_Exercise objective:_
Your task is to repeat the records exactly from the line containing "OCR this image." onward, through the final line.

* BEGIN Supplied records *

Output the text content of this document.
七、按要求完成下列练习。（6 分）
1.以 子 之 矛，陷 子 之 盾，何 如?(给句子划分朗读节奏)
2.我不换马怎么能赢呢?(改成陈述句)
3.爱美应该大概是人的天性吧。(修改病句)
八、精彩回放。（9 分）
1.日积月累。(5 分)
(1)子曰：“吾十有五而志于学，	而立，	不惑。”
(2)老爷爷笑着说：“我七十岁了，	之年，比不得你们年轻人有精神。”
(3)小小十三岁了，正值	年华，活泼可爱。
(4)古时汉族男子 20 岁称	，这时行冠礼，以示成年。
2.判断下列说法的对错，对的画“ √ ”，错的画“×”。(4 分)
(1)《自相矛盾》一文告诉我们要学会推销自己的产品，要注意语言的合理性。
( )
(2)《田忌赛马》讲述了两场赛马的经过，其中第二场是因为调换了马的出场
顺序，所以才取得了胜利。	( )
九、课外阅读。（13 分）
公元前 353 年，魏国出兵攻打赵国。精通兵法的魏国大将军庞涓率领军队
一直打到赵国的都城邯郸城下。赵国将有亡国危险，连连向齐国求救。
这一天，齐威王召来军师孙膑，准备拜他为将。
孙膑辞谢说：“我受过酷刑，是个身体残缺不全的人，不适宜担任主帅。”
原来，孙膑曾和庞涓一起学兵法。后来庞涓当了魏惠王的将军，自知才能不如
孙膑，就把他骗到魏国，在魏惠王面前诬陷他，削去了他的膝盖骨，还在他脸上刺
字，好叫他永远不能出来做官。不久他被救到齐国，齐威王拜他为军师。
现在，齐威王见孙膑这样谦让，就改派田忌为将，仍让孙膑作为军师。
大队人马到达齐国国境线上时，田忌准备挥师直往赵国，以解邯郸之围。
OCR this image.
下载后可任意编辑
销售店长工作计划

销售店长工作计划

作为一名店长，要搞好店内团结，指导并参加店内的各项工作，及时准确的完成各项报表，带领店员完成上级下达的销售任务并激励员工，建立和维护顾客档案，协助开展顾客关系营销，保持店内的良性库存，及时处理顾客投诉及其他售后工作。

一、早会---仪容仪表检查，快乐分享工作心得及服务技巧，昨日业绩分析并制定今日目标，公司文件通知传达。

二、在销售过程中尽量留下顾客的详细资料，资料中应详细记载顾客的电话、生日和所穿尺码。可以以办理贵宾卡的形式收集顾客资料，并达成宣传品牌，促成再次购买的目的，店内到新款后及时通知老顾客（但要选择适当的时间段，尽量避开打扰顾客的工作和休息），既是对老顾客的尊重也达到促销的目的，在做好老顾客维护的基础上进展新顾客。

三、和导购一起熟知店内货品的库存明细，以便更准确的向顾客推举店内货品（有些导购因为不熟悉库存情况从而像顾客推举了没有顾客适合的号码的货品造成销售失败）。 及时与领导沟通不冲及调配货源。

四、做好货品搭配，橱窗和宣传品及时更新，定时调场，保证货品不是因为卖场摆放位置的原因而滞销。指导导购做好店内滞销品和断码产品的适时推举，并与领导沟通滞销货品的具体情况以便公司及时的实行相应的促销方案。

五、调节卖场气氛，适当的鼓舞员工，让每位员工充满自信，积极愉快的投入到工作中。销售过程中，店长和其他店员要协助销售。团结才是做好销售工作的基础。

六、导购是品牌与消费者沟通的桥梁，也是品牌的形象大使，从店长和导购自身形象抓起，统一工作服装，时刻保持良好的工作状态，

* END Supplied records *

_Worked solution:_
OCR this image.
下载后可任意编辑
销售店长工作计划

销售店长工作计划

作为一名店长，要搞好店内团结，指导并参加店内的各项工作，及时准确的完成各项报表，带领店员完成上级下达的销售任务并激励员工，建立和维护顾客档案，协助开展顾客关系营销，保持店内的良性库存，及时处理顾客投诉及其他售后工作。

一、早会---仪容仪表检查，快乐分享工作心得及服务技巧，昨日业绩分析并制定今日目标，公司文件通知传达。

二、在销售过程中尽量留下顾客的详细资料，资料中应详细记载顾客的电话、生日和所穿尺码。可以以办理贵宾卡的形式收集顾客资料，并达成宣传品牌，促成再次购买的目的，店内到新款后及时通知老顾客（但要选择适当的时间段，尽量避开打扰顾客的工作和休息），既是对老顾客的尊重也达到促销的目的，在做好老顾客维护的基础上进展新顾客。

三、和导购一起熟知店内货品的库存明细，以便更准确的向顾客推举店内货品（有些导购因为不熟悉库存情况从而像顾客推举了没有顾客适合的号码的货品造成销售失败）。 及时与领导沟通不冲及调配货源。

四、做好货品搭配，橱窗和宣传品及时更新，定时调场，保证货品不是因为卖场摆放位置的原因而滞销。指导导购做好店内滞销品和断码产品的适时推举，并与领导沟通滞销货品的具体情况以便公司及时的实行相应的促销方案。

五、调节卖场气氛，适当的鼓舞员工，让每位员工充满自信，积极愉快的投入到工作中。销售过程中，店长和其他店员要协助销售。团结才是做好销售工作的基础。

六、导购是品牌与消费者沟通的桥梁，也是品牌的形象大使，从店长和导购自身形象抓起，统一工作服装，时刻保持良好的工作状态，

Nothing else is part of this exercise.